══ SOURCE MATERIAL ══
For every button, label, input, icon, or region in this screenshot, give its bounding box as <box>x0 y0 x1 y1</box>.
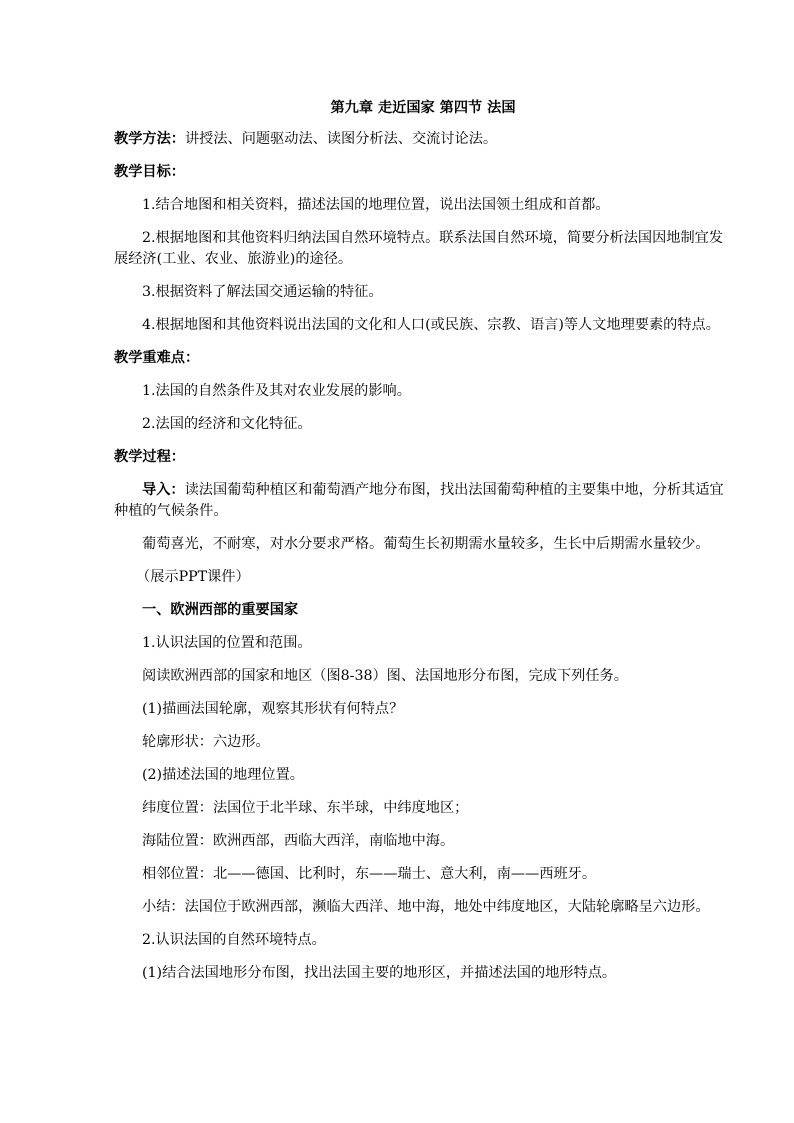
teaching-process-heading: 教学过程： <box>114 449 185 465</box>
intro-paragraph <box>114 480 732 522</box>
neighbor-position: 相邻位置：北——德国、比利时，东——瑞士、意大利，南——西班牙。 <box>142 866 597 882</box>
shape-answer: 轮廓形状：六边形。 <box>142 734 270 750</box>
key-point-1: 1.法国的自然条件及其对农业发展的影响。 <box>142 383 411 399</box>
section1-item-1: 1.认识法国的位置和范围。 <box>142 635 312 651</box>
section1-heading: 一、欧洲西部的重要国家 <box>142 602 299 618</box>
question-1: (1)描画法国轮廓，观察其形状有何特点？ <box>142 701 404 717</box>
goal-item-4: 4.根据地图和其他资料说出法国的文化和人口(或民族、宗教、语言)等人文地理要素的特点。 <box>142 317 720 333</box>
question-3: (1)结合法国地形分布图，找出法国主要的地形区，并描述法国的地形特点。 <box>142 965 617 981</box>
goal-item-2: 2.根据地图和其他资料归纳法国自然环境特点。联系法国自然环境，简要分析法国因地制宜发展经济(工业、农业、旅游业)的途径。 <box>114 230 724 267</box>
sea-land-position: 海陆位置：欧洲西部，西临大西洋，南临地中海。 <box>142 833 455 849</box>
grape-paragraph: 葡萄喜光，不耐寒，对水分要求严格。葡萄生长初期需水量较多，生长中后期需水量较少。 <box>142 536 710 552</box>
teaching-methods <box>114 129 732 150</box>
key-points-heading: 教学重难点： <box>114 350 200 366</box>
teaching-methods-label: 教学方法： <box>114 131 185 147</box>
question-2: (2)描述法国的地理位置。 <box>142 767 304 783</box>
summary-paragraph: 小结：法国位于欧洲西部，濒临大西洋、地中海，地处中纬度地区，大陆轮廓略呈六边形。 <box>142 899 710 915</box>
goal-item-1: 1.结合地图和相关资料，描述法国的地理位置，说出法国领土组成和首都。 <box>142 197 610 213</box>
read-task: 阅读欧洲西部的国家和地区（图8-38）图、法国地形分布图，完成下列任务。 <box>142 668 628 684</box>
document-title: 第九章 走近国家 第四节 法国 <box>330 100 516 116</box>
ppt-note: （展示PPT课件） <box>136 569 250 585</box>
intro-text: 读法国葡萄种植区和葡萄酒产地分布图，找出法国葡萄种植的主要集中地，分析其适宜种植的气候条件。 <box>114 482 724 519</box>
teaching-goals-heading: 教学目标： <box>114 164 185 180</box>
section1-item-2: 2.认识法国的自然环境特点。 <box>142 932 326 948</box>
intro-label: 导入： <box>142 482 185 498</box>
latitude-position: 纬度位置：法国位于北半球、东半球，中纬度地区； <box>142 800 469 816</box>
goal-item-3: 3.根据资料了解法国交通运输的特征。 <box>142 284 383 300</box>
teaching-methods-text: 讲授法、问题驱动法、读图分析法、交流讨论法。 <box>184 131 498 147</box>
key-point-2: 2.法国的经济和文化特征。 <box>142 416 312 432</box>
document-page <box>114 98 732 996</box>
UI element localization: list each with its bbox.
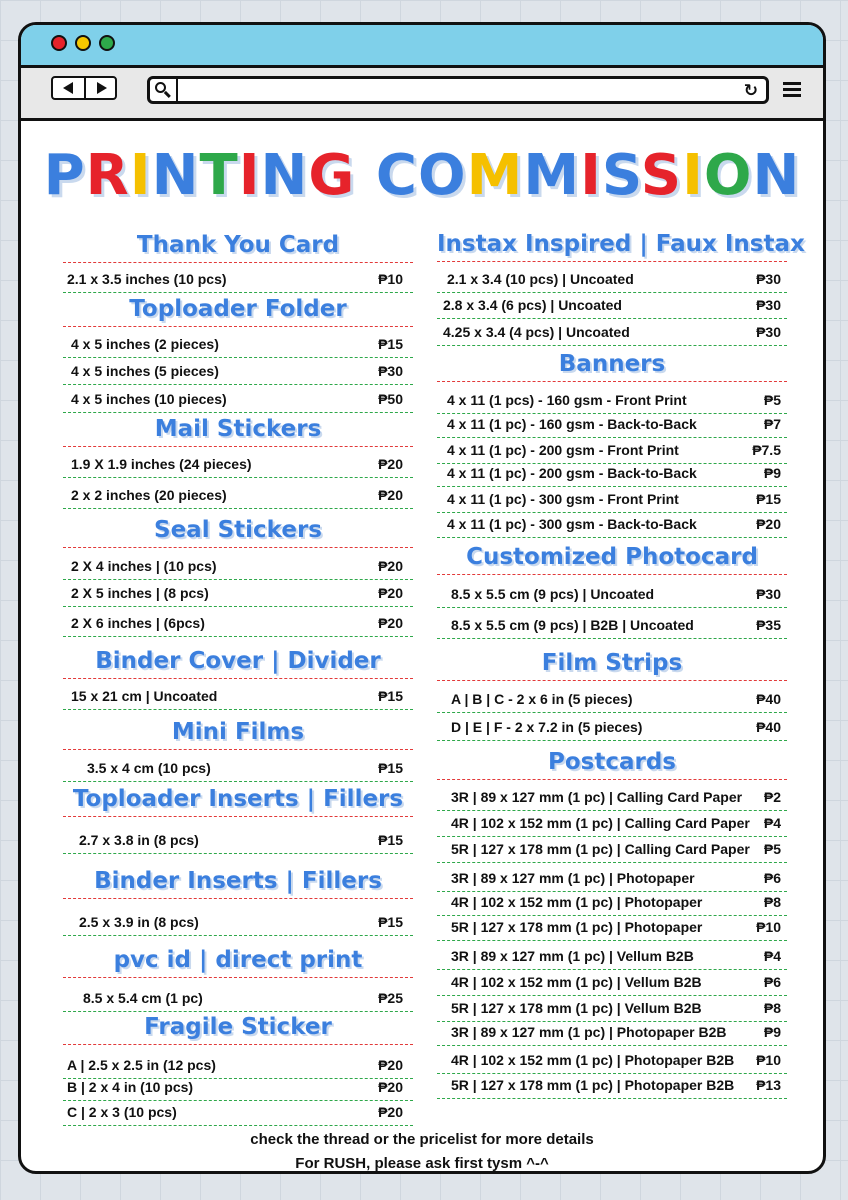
═══
SET EXERCISE
Please render all the rows above as a numbered list, one item per line, skipping blank lines and leaving the pictures out.

IN RESPONSE
1. For every button, label, input, icon, or region in this screenshot, give its bounding box as <box>x0 y0 x1 y1</box>.
2. teaching-process-heading: 教学过程： <box>114 449 185 465</box>
3. intro-paragraph <box>114 480 732 522</box>
4. neighbor-position: 相邻位置：北——德国、比利时，东——瑞士、意大利，南——西班牙。 <box>142 866 597 882</box>
5. shape-answer: 轮廓形状：六边形。 <box>142 734 270 750</box>
6. key-point-1: 1.法国的自然条件及其对农业发展的影响。 <box>142 383 411 399</box>
7. section1-item-1: 1.认识法国的位置和范围。 <box>142 635 312 651</box>
8. section1-heading: 一、欧洲西部的重要国家 <box>142 602 299 618</box>
9. question-1: (1)描画法国轮廓，观察其形状有何特点？ <box>142 701 404 717</box>
10. goal-item-4: 4.根据地图和其他资料说出法国的文化和人口(或民族、宗教、语言)等人文地理要素的特点。 <box>142 317 720 333</box>
11. question-3: (1)结合法国地形分布图，找出法国主要的地形区，并描述法国的地形特点。 <box>142 965 617 981</box>
12. goal-item-2: 2.根据地图和其他资料归纳法国自然环境特点。联系法国自然环境，简要分析法国因地制宜发展经济(工业、农业、旅游业)的途径。 <box>114 230 724 267</box>
13. sea-land-position: 海陆位置：欧洲西部，西临大西洋，南临地中海。 <box>142 833 455 849</box>
14. grape-paragraph: 葡萄喜光，不耐寒，对水分要求严格。葡萄生长初期需水量较多，生长中后期需水量较少。 <box>142 536 710 552</box>
15. teaching-methods <box>114 129 732 150</box>
16. key-points-heading: 教学重难点： <box>114 350 200 366</box>
17. teaching-methods-label: 教学方法： <box>114 131 185 147</box>
18. question-2: (2)描述法国的地理位置。 <box>142 767 304 783</box>
19. summary-paragraph: 小结：法国位于欧洲西部，濒临大西洋、地中海，地处中纬度地区，大陆轮廓略呈六边形。 <box>142 899 710 915</box>
20. goal-item-1: 1.结合地图和相关资料，描述法国的地理位置，说出法国领土组成和首都。 <box>142 197 610 213</box>
21. read-task: 阅读欧洲西部的国家和地区（图8-38）图、法国地形分布图，完成下列任务。 <box>142 668 628 684</box>
22. document-title: 第九章 走近国家 第四节 法国 <box>330 100 516 116</box>
23. ppt-note: （展示PPT课件） <box>136 569 250 585</box>
24. intro-text: 读法国葡萄种植区和葡萄酒产地分布图，找出法国葡萄种植的主要集中地，分析其适宜种植的气候条件。 <box>114 482 724 519</box>
25. teaching-goals-heading: 教学目标： <box>114 164 185 180</box>
26. section1-item-2: 2.认识法国的自然环境特点。 <box>142 932 326 948</box>
27. intro-label: 导入： <box>142 482 185 498</box>
28. latitude-position: 纬度位置：法国位于北半球、东半球，中纬度地区； <box>142 800 469 816</box>
29. goal-item-3: 3.根据资料了解法国交通运输的特征。 <box>142 284 383 300</box>
30. teaching-methods-text: 讲授法、问题驱动法、读图分析法、交流讨论法。 <box>184 131 498 147</box>
31. key-point-2: 2.法国的经济和文化特征。 <box>142 416 312 432</box>
32. document-page <box>114 98 732 996</box>
33. UI element localization: list each with its bbox.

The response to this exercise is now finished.